### The request
Copy all of the material word for word, except for the pictures.

····················

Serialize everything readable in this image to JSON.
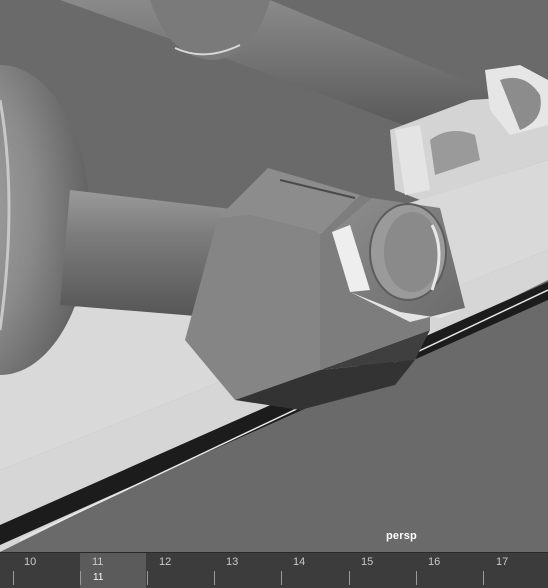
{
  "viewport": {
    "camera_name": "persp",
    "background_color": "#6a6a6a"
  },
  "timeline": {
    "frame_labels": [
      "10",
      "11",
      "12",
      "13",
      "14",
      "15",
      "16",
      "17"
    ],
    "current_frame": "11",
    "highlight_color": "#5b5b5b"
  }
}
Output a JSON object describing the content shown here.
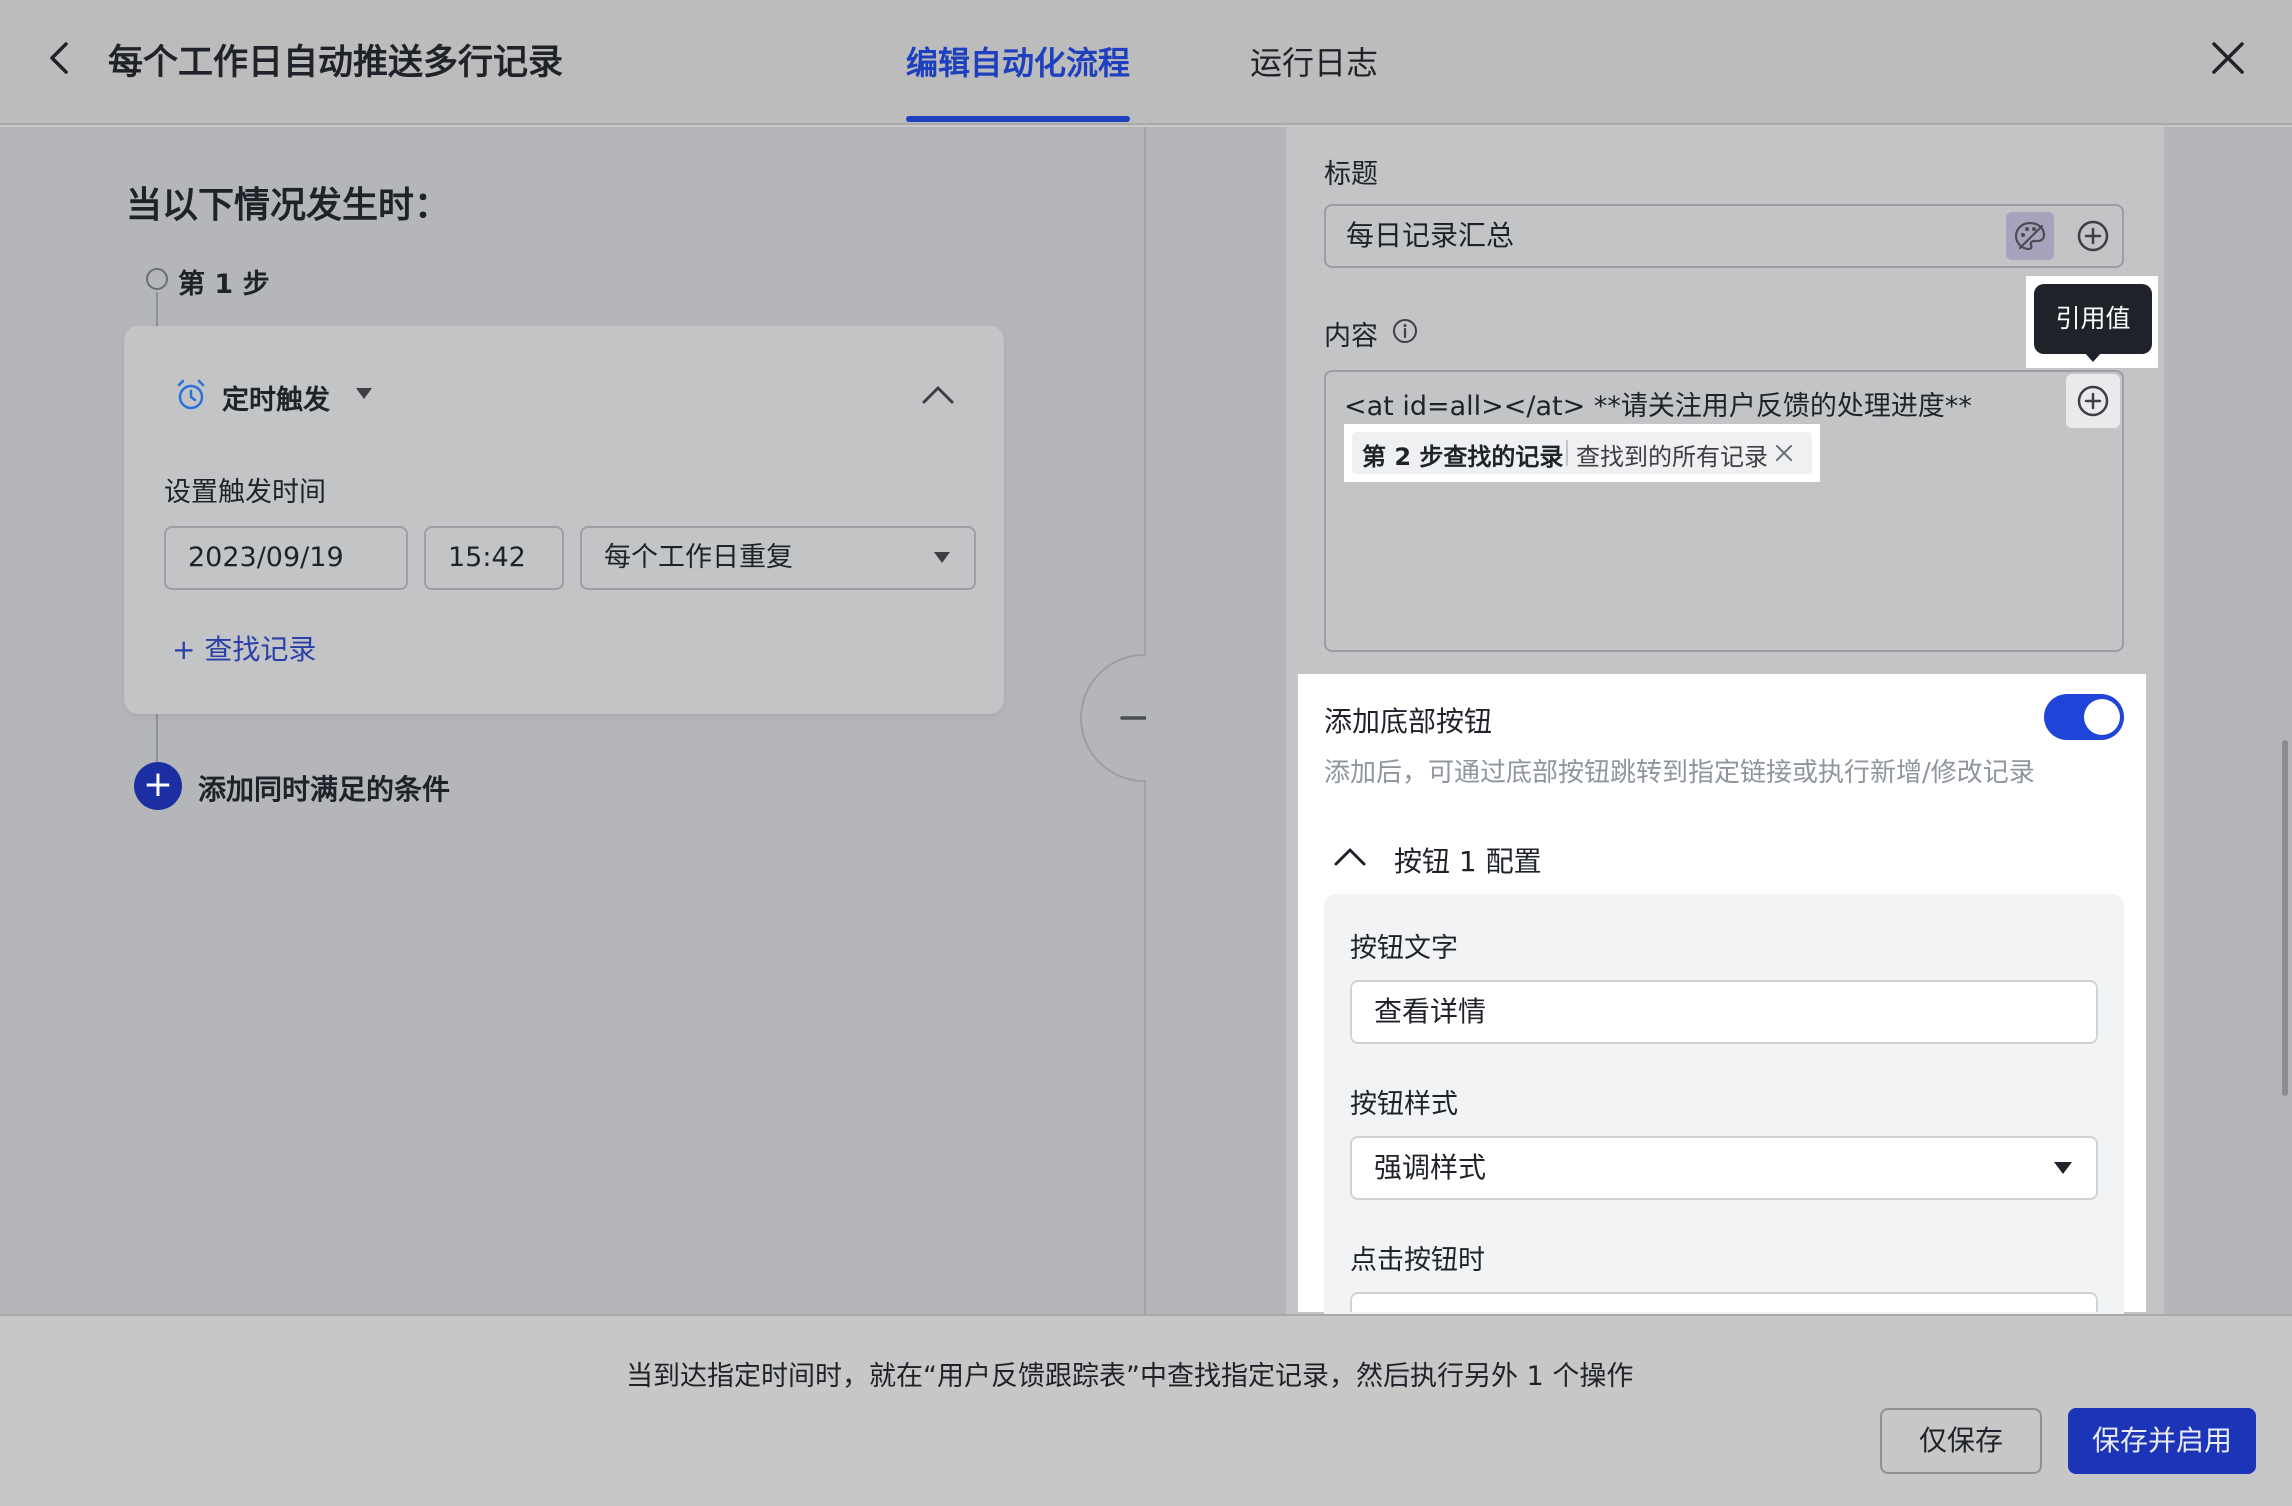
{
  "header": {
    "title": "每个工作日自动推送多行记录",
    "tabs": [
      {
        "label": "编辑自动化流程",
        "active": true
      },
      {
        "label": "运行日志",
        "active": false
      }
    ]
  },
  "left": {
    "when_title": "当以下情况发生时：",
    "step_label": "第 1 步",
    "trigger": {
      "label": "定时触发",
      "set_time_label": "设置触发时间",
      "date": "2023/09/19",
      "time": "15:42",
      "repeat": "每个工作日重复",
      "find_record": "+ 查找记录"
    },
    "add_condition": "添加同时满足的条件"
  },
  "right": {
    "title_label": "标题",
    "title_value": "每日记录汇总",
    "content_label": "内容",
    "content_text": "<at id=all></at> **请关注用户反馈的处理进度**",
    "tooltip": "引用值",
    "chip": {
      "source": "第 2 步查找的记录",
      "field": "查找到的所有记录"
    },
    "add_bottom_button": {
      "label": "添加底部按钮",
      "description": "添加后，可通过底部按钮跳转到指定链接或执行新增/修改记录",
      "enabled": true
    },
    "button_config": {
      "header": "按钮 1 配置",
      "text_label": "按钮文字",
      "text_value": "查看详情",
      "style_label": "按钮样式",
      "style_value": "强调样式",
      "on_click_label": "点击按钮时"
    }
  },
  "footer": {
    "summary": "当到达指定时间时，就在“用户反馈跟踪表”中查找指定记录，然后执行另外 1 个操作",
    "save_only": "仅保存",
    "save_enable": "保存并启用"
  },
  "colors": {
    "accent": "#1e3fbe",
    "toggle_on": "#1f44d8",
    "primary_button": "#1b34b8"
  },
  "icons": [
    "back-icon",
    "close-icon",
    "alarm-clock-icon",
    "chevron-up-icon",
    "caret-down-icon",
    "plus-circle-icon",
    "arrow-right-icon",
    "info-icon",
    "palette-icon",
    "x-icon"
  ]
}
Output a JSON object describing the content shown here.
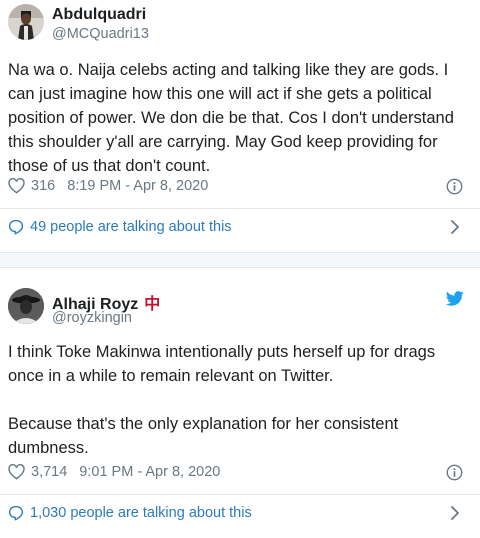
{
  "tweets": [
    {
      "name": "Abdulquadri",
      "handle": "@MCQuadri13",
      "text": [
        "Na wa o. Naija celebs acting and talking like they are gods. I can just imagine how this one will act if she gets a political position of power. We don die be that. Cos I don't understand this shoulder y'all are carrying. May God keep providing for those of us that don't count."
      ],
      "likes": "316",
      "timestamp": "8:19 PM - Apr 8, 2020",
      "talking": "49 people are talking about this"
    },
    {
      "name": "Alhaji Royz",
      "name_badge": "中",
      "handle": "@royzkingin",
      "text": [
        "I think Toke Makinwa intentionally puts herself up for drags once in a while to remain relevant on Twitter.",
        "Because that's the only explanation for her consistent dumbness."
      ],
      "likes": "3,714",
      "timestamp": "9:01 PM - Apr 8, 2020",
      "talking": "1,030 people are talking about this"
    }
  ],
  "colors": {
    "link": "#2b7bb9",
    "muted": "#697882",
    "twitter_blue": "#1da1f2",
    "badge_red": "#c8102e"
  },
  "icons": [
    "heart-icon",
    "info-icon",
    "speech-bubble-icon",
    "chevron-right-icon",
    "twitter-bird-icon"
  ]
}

····················

### Response below
Serialize everything readable in this image to JSON.
{
  "viewport": {
    "camera_name": "persp",
    "background_color": "#6a6a6a"
  },
  "timeline": {
    "frame_labels": [
      "10",
      "11",
      "12",
      "13",
      "14",
      "15",
      "16",
      "17"
    ],
    "current_frame": "11",
    "highlight_color": "#5b5b5b"
  }
}
Output a JSON object describing the content shown here.
{
  "header": {
    "title": "每个工作日自动推送多行记录",
    "tabs": [
      {
        "label": "编辑自动化流程",
        "active": true
      },
      {
        "label": "运行日志",
        "active": false
      }
    ]
  },
  "left": {
    "when_title": "当以下情况发生时：",
    "step_label": "第 1 步",
    "trigger": {
      "label": "定时触发",
      "set_time_label": "设置触发时间",
      "date": "2023/09/19",
      "time": "15:42",
      "repeat": "每个工作日重复",
      "find_record": "+ 查找记录"
    },
    "add_condition": "添加同时满足的条件"
  },
  "right": {
    "title_label": "标题",
    "title_value": "每日记录汇总",
    "content_label": "内容",
    "content_text": "<at id=all></at> **请关注用户反馈的处理进度**",
    "tooltip": "引用值",
    "chip": {
      "source": "第 2 步查找的记录",
      "field": "查找到的所有记录"
    },
    "add_bottom_button": {
      "label": "添加底部按钮",
      "description": "添加后，可通过底部按钮跳转到指定链接或执行新增/修改记录",
      "enabled": true
    },
    "button_config": {
      "header": "按钮 1 配置",
      "text_label": "按钮文字",
      "text_value": "查看详情",
      "style_label": "按钮样式",
      "style_value": "强调样式",
      "on_click_label": "点击按钮时"
    }
  },
  "footer": {
    "summary": "当到达指定时间时，就在“用户反馈跟踪表”中查找指定记录，然后执行另外 1 个操作",
    "save_only": "仅保存",
    "save_enable": "保存并启用"
  },
  "colors": {
    "accent": "#1e3fbe",
    "toggle_on": "#1f44d8",
    "primary_button": "#1b34b8"
  },
  "icons": [
    "back-icon",
    "close-icon",
    "alarm-clock-icon",
    "chevron-up-icon",
    "caret-down-icon",
    "plus-circle-icon",
    "arrow-right-icon",
    "info-icon",
    "palette-icon",
    "x-icon"
  ]
}
Output a JSON object describing the content shown here.
{
  "tweets": [
    {
      "name": "Abdulquadri",
      "handle": "@MCQuadri13",
      "text": [
        "Na wa o. Naija celebs acting and talking like they are gods. I can just imagine how this one will act if she gets a political position of power. We don die be that. Cos I don't understand this shoulder y'all are carrying. May God keep providing for those of us that don't count."
      ],
      "likes": "316",
      "timestamp": "8:19 PM - Apr 8, 2020",
      "talking": "49 people are talking about this"
    },
    {
      "name": "Alhaji Royz",
      "name_badge": "中",
      "handle": "@royzkingin",
      "text": [
        "I think Toke Makinwa intentionally puts herself up for drags once in a while to remain relevant on Twitter.",
        "Because that's the only explanation for her consistent dumbness."
      ],
      "likes": "3,714",
      "timestamp": "9:01 PM - Apr 8, 2020",
      "talking": "1,030 people are talking about this"
    }
  ],
  "colors": {
    "link": "#2b7bb9",
    "muted": "#697882",
    "twitter_blue": "#1da1f2",
    "badge_red": "#c8102e"
  },
  "icons": [
    "heart-icon",
    "info-icon",
    "speech-bubble-icon",
    "chevron-right-icon",
    "twitter-bird-icon"
  ]
}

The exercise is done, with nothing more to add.